:: Dataset ::

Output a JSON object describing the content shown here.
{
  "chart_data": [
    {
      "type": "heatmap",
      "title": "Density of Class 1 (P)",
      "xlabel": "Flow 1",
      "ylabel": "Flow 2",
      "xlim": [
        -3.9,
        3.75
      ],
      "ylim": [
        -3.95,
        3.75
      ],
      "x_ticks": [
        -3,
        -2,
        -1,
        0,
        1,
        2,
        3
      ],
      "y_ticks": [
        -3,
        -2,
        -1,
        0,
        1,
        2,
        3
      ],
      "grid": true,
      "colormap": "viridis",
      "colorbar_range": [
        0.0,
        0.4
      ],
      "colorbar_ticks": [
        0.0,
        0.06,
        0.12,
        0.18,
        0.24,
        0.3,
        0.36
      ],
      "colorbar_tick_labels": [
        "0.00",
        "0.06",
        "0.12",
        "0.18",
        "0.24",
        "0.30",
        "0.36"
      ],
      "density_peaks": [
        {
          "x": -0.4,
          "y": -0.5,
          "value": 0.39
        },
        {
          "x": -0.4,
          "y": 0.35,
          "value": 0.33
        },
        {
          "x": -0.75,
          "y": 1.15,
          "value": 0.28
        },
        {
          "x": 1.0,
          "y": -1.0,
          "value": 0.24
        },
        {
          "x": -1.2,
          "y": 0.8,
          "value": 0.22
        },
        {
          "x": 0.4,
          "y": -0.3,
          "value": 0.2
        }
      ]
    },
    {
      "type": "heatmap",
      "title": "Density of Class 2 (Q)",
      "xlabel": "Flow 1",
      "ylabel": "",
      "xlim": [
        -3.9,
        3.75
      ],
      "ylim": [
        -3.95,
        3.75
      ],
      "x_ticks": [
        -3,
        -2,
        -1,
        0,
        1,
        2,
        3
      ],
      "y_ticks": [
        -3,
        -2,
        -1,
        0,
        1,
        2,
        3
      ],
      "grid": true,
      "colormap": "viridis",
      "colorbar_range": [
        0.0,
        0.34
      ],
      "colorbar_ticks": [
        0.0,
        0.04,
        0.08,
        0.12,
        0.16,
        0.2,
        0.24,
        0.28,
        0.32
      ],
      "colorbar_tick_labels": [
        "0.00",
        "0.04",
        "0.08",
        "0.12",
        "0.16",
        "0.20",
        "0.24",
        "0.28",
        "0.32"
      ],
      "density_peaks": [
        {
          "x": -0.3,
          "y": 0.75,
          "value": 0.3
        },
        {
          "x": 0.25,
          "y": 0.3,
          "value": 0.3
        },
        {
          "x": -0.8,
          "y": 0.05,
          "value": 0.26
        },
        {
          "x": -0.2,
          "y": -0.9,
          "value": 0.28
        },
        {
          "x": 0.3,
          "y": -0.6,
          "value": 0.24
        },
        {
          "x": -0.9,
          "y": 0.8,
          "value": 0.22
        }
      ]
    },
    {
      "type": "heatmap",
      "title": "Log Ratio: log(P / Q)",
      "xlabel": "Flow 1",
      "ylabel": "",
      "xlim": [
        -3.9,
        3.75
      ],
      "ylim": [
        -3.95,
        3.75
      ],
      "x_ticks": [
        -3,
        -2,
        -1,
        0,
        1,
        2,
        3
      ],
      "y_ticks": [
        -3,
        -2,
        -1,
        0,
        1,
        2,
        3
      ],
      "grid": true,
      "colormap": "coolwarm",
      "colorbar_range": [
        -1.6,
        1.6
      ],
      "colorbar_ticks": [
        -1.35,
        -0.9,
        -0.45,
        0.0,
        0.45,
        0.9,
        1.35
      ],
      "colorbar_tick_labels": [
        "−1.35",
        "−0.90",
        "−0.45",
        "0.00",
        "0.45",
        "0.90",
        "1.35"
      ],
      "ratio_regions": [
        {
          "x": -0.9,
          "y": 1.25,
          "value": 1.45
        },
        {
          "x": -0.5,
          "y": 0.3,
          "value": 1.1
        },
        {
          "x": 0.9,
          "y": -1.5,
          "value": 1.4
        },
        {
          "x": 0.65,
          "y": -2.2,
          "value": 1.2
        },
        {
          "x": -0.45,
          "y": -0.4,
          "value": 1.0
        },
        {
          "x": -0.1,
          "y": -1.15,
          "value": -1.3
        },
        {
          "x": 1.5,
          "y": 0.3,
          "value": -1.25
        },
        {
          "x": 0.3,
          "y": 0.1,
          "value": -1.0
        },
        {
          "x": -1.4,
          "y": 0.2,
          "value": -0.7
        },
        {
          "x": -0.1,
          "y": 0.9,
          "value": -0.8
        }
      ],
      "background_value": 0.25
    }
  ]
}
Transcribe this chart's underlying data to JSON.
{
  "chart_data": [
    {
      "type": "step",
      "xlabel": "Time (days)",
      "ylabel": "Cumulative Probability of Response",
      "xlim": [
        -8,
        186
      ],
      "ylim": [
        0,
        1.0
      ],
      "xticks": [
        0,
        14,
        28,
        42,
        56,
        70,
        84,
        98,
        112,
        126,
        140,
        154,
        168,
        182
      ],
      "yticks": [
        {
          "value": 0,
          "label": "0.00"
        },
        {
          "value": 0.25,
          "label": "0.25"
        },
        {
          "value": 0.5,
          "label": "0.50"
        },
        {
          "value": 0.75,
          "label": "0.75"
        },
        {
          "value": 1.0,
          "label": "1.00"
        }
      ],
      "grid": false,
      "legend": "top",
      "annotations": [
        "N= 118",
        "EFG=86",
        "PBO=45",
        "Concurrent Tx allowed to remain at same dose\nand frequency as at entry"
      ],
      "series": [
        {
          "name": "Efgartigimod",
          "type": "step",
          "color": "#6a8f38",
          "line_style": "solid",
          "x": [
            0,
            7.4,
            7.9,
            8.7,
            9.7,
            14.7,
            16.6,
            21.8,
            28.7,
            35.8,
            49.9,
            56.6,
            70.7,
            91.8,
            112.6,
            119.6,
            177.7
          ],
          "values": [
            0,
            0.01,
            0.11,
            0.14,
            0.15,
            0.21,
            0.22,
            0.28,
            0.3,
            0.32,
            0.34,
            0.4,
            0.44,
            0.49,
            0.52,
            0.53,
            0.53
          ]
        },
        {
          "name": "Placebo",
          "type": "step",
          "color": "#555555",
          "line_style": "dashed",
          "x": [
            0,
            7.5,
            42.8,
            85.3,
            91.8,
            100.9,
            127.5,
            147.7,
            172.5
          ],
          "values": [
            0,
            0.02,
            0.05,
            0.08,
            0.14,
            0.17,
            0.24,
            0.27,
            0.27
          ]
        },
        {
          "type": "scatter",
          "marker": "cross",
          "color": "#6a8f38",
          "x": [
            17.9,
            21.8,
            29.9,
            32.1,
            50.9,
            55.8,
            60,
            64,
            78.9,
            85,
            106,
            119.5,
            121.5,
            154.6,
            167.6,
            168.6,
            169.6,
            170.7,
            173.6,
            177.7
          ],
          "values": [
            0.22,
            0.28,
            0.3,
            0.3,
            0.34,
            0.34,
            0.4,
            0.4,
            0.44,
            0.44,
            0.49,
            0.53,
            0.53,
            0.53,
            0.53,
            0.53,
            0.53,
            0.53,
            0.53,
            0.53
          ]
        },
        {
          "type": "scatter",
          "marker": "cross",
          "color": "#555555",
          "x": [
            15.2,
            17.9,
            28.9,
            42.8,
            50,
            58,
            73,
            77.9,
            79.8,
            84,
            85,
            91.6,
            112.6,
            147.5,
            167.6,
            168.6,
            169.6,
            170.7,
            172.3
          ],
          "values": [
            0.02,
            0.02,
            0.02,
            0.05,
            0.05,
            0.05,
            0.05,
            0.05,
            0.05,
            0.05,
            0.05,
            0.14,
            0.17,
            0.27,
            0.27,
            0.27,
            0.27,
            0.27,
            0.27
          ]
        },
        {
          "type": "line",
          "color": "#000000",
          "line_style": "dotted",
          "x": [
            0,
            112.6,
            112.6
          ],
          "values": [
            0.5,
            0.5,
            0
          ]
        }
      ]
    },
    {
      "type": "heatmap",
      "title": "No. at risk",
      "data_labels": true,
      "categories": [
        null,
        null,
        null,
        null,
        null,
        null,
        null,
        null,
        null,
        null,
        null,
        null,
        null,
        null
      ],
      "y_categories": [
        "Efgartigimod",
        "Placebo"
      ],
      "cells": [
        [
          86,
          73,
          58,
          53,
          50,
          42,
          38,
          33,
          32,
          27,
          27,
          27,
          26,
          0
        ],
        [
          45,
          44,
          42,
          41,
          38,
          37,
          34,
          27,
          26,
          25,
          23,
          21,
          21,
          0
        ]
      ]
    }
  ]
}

:::

**Exercise requirements**
Pull out and copy each line containing the string "ylabel".

**Exercise solution**
      "ylabel": "Flow 2",
      "ylabel": "",
      "ylabel": "",
      "ylabel": "Cumulative Probability of Response",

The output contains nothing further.